Stored entries:
* Begin *

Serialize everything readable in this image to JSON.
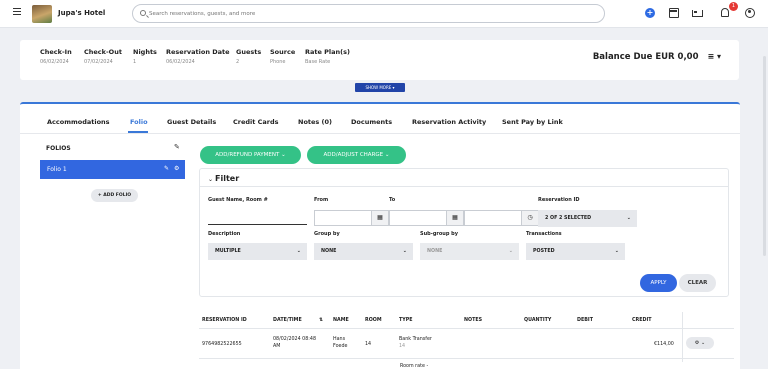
{
  "header": {
    "hotel_name": "Jupa's Hotel",
    "search_placeholder": "Search reservations, guests, and more",
    "notification_count": "1"
  },
  "summary": {
    "fields": [
      {
        "label": "Check-In",
        "value": "06/02/2024"
      },
      {
        "label": "Check-Out",
        "value": "07/02/2024"
      },
      {
        "label": "Nights",
        "value": "1"
      },
      {
        "label": "Reservation Date",
        "value": "06/02/2024"
      },
      {
        "label": "Guests",
        "value": "2"
      },
      {
        "label": "Source",
        "value": "Phone"
      },
      {
        "label": "Rate Plan(s)",
        "value": "Base Rate"
      }
    ],
    "balance": "Balance Due EUR 0,00",
    "show_more": "SHOW MORE"
  },
  "tabs": [
    "Accommodations",
    "Folio",
    "Guest Details",
    "Credit Cards",
    "Notes (0)",
    "Documents",
    "Reservation Activity",
    "Sent Pay by Link"
  ],
  "folios": {
    "title": "FOLIOS",
    "items": [
      "Folio 1"
    ],
    "add_label": "ADD FOLIO"
  },
  "actions": {
    "add_refund": "ADD/REFUND PAYMENT",
    "add_adjust": "ADD/ADJUST CHARGE"
  },
  "filter": {
    "title": "Filter",
    "guest_label": "Guest Name, Room #",
    "from_label": "From",
    "to_label": "To",
    "reservation_id_label": "Reservation ID",
    "reservation_id_value": "2 OF 2 SELECTED",
    "description_label": "Description",
    "description_value": "MULTIPLE",
    "group_by_label": "Group by",
    "group_by_value": "NONE",
    "subgroup_label": "Sub-group by",
    "subgroup_value": "NONE",
    "transactions_label": "Transactions",
    "transactions_value": "POSTED",
    "apply": "APPLY",
    "clear": "CLEAR"
  },
  "table": {
    "headers": [
      "RESERVATION ID",
      "DATE/TIME",
      "NAME",
      "ROOM",
      "TYPE",
      "NOTES",
      "QUANTITY",
      "DEBIT",
      "CREDIT"
    ],
    "rows": [
      {
        "reservation_id": "9764982522655",
        "datetime_1": "08/02/2024 08:48",
        "datetime_2": "AM",
        "name_1": "Hans",
        "name_2": "Foede",
        "room": "14",
        "type_1": "Bank Transfer",
        "type_2": "14",
        "credit": "€114,00"
      }
    ],
    "next_row_type": "Room rate -"
  }
}
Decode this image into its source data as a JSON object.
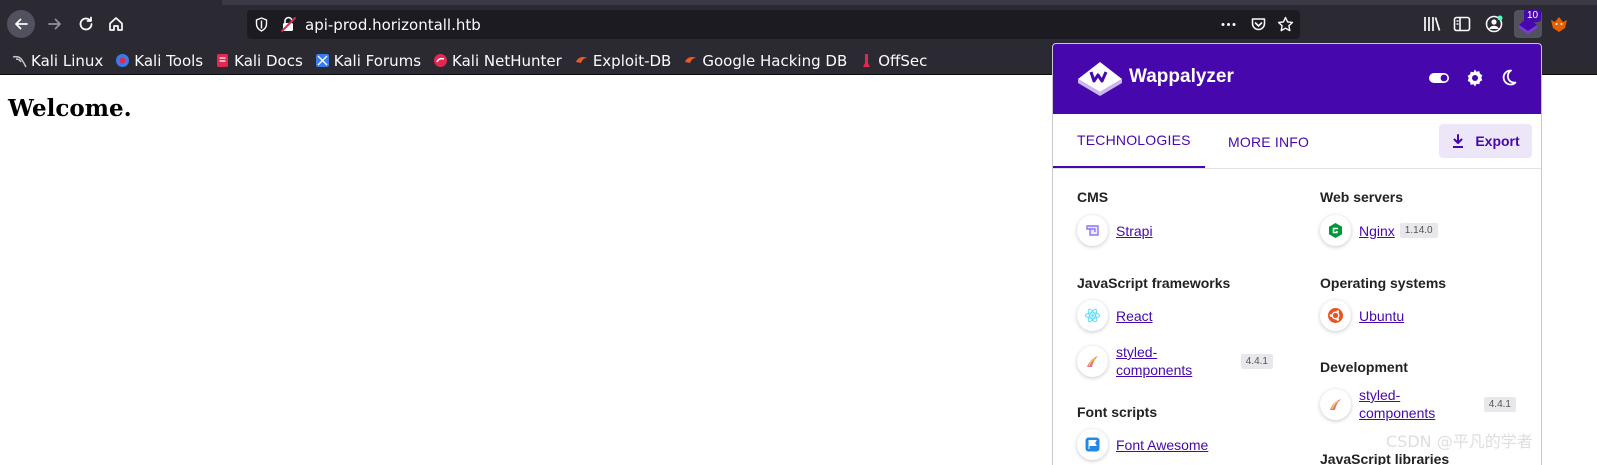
{
  "browser": {
    "url": "api-prod.horizontall.htb",
    "extension_badge": "10"
  },
  "bookmarks": [
    {
      "label": "Kali Linux",
      "icon": "kali-dragon-icon"
    },
    {
      "label": "Kali Tools",
      "icon": "kali-tools-icon"
    },
    {
      "label": "Kali Docs",
      "icon": "kali-docs-icon"
    },
    {
      "label": "Kali Forums",
      "icon": "kali-forums-icon"
    },
    {
      "label": "Kali NetHunter",
      "icon": "kali-nethunter-icon"
    },
    {
      "label": "Exploit-DB",
      "icon": "exploit-db-icon"
    },
    {
      "label": "Google Hacking DB",
      "icon": "ghdb-icon"
    },
    {
      "label": "OffSec",
      "icon": "offsec-icon"
    }
  ],
  "page": {
    "heading": "Welcome."
  },
  "wappalyzer": {
    "brand": "Wappalyzer",
    "tabs": {
      "technologies": "TECHNOLOGIES",
      "more_info": "MORE INFO"
    },
    "export_label": "Export",
    "colors": {
      "brand": "#4608ad"
    },
    "left": {
      "cms": {
        "title": "CMS",
        "items": [
          {
            "name": "Strapi",
            "icon": "strapi-icon"
          }
        ]
      },
      "js_frameworks": {
        "title": "JavaScript frameworks",
        "items": [
          {
            "name": "React",
            "icon": "react-icon"
          },
          {
            "name_line1": "styled-",
            "name_line2": "components",
            "version": "4.4.1",
            "icon": "styled-components-icon"
          }
        ]
      },
      "font_scripts": {
        "title": "Font scripts",
        "items": [
          {
            "name": "Font Awesome",
            "icon": "font-awesome-icon"
          }
        ]
      }
    },
    "right": {
      "web_servers": {
        "title": "Web servers",
        "items": [
          {
            "name": "Nginx",
            "version": "1.14.0",
            "icon": "nginx-icon"
          }
        ]
      },
      "operating_systems": {
        "title": "Operating systems",
        "items": [
          {
            "name": "Ubuntu",
            "icon": "ubuntu-icon"
          }
        ]
      },
      "development": {
        "title": "Development",
        "items": [
          {
            "name_line1": "styled-",
            "name_line2": "components",
            "version": "4.4.1",
            "icon": "styled-components-icon"
          }
        ]
      },
      "js_libraries": {
        "title": "JavaScript libraries"
      }
    }
  },
  "watermark": "CSDN @平凡的学者"
}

* End *

* **Exercise requirements**
Each line in the records above should be reproduced exactly; images are not copied.

* **Answer to this task**
Serialize everything readable in this image to JSON.
{
  "header": {
    "hotel_name": "Jupa's Hotel",
    "search_placeholder": "Search reservations, guests, and more",
    "notification_count": "1"
  },
  "summary": {
    "fields": [
      {
        "label": "Check-In",
        "value": "06/02/2024"
      },
      {
        "label": "Check-Out",
        "value": "07/02/2024"
      },
      {
        "label": "Nights",
        "value": "1"
      },
      {
        "label": "Reservation Date",
        "value": "06/02/2024"
      },
      {
        "label": "Guests",
        "value": "2"
      },
      {
        "label": "Source",
        "value": "Phone"
      },
      {
        "label": "Rate Plan(s)",
        "value": "Base Rate"
      }
    ],
    "balance": "Balance Due EUR 0,00",
    "show_more": "SHOW MORE"
  },
  "tabs": [
    "Accommodations",
    "Folio",
    "Guest Details",
    "Credit Cards",
    "Notes (0)",
    "Documents",
    "Reservation Activity",
    "Sent Pay by Link"
  ],
  "folios": {
    "title": "FOLIOS",
    "items": [
      "Folio 1"
    ],
    "add_label": "ADD FOLIO"
  },
  "actions": {
    "add_refund": "ADD/REFUND PAYMENT",
    "add_adjust": "ADD/ADJUST CHARGE"
  },
  "filter": {
    "title": "Filter",
    "guest_label": "Guest Name, Room #",
    "from_label": "From",
    "to_label": "To",
    "reservation_id_label": "Reservation ID",
    "reservation_id_value": "2 OF 2 SELECTED",
    "description_label": "Description",
    "description_value": "MULTIPLE",
    "group_by_label": "Group by",
    "group_by_value": "NONE",
    "subgroup_label": "Sub-group by",
    "subgroup_value": "NONE",
    "transactions_label": "Transactions",
    "transactions_value": "POSTED",
    "apply": "APPLY",
    "clear": "CLEAR"
  },
  "table": {
    "headers": [
      "RESERVATION ID",
      "DATE/TIME",
      "NAME",
      "ROOM",
      "TYPE",
      "NOTES",
      "QUANTITY",
      "DEBIT",
      "CREDIT"
    ],
    "rows": [
      {
        "reservation_id": "9764982522655",
        "datetime_1": "08/02/2024 08:48",
        "datetime_2": "AM",
        "name_1": "Hans",
        "name_2": "Foede",
        "room": "14",
        "type_1": "Bank Transfer",
        "type_2": "14",
        "credit": "€114,00"
      }
    ],
    "next_row_type": "Room rate -"
  }
}
Decode this image into its source data as a JSON object.
{
  "browser": {
    "url": "api-prod.horizontall.htb",
    "extension_badge": "10"
  },
  "bookmarks": [
    {
      "label": "Kali Linux",
      "icon": "kali-dragon-icon"
    },
    {
      "label": "Kali Tools",
      "icon": "kali-tools-icon"
    },
    {
      "label": "Kali Docs",
      "icon": "kali-docs-icon"
    },
    {
      "label": "Kali Forums",
      "icon": "kali-forums-icon"
    },
    {
      "label": "Kali NetHunter",
      "icon": "kali-nethunter-icon"
    },
    {
      "label": "Exploit-DB",
      "icon": "exploit-db-icon"
    },
    {
      "label": "Google Hacking DB",
      "icon": "ghdb-icon"
    },
    {
      "label": "OffSec",
      "icon": "offsec-icon"
    }
  ],
  "page": {
    "heading": "Welcome."
  },
  "wappalyzer": {
    "brand": "Wappalyzer",
    "tabs": {
      "technologies": "TECHNOLOGIES",
      "more_info": "MORE INFO"
    },
    "export_label": "Export",
    "colors": {
      "brand": "#4608ad"
    },
    "left": {
      "cms": {
        "title": "CMS",
        "items": [
          {
            "name": "Strapi",
            "icon": "strapi-icon"
          }
        ]
      },
      "js_frameworks": {
        "title": "JavaScript frameworks",
        "items": [
          {
            "name": "React",
            "icon": "react-icon"
          },
          {
            "name_line1": "styled-",
            "name_line2": "components",
            "version": "4.4.1",
            "icon": "styled-components-icon"
          }
        ]
      },
      "font_scripts": {
        "title": "Font scripts",
        "items": [
          {
            "name": "Font Awesome",
            "icon": "font-awesome-icon"
          }
        ]
      }
    },
    "right": {
      "web_servers": {
        "title": "Web servers",
        "items": [
          {
            "name": "Nginx",
            "version": "1.14.0",
            "icon": "nginx-icon"
          }
        ]
      },
      "operating_systems": {
        "title": "Operating systems",
        "items": [
          {
            "name": "Ubuntu",
            "icon": "ubuntu-icon"
          }
        ]
      },
      "development": {
        "title": "Development",
        "items": [
          {
            "name_line1": "styled-",
            "name_line2": "components",
            "version": "4.4.1",
            "icon": "styled-components-icon"
          }
        ]
      },
      "js_libraries": {
        "title": "JavaScript libraries"
      }
    }
  },
  "watermark": "CSDN @平凡的学者"
}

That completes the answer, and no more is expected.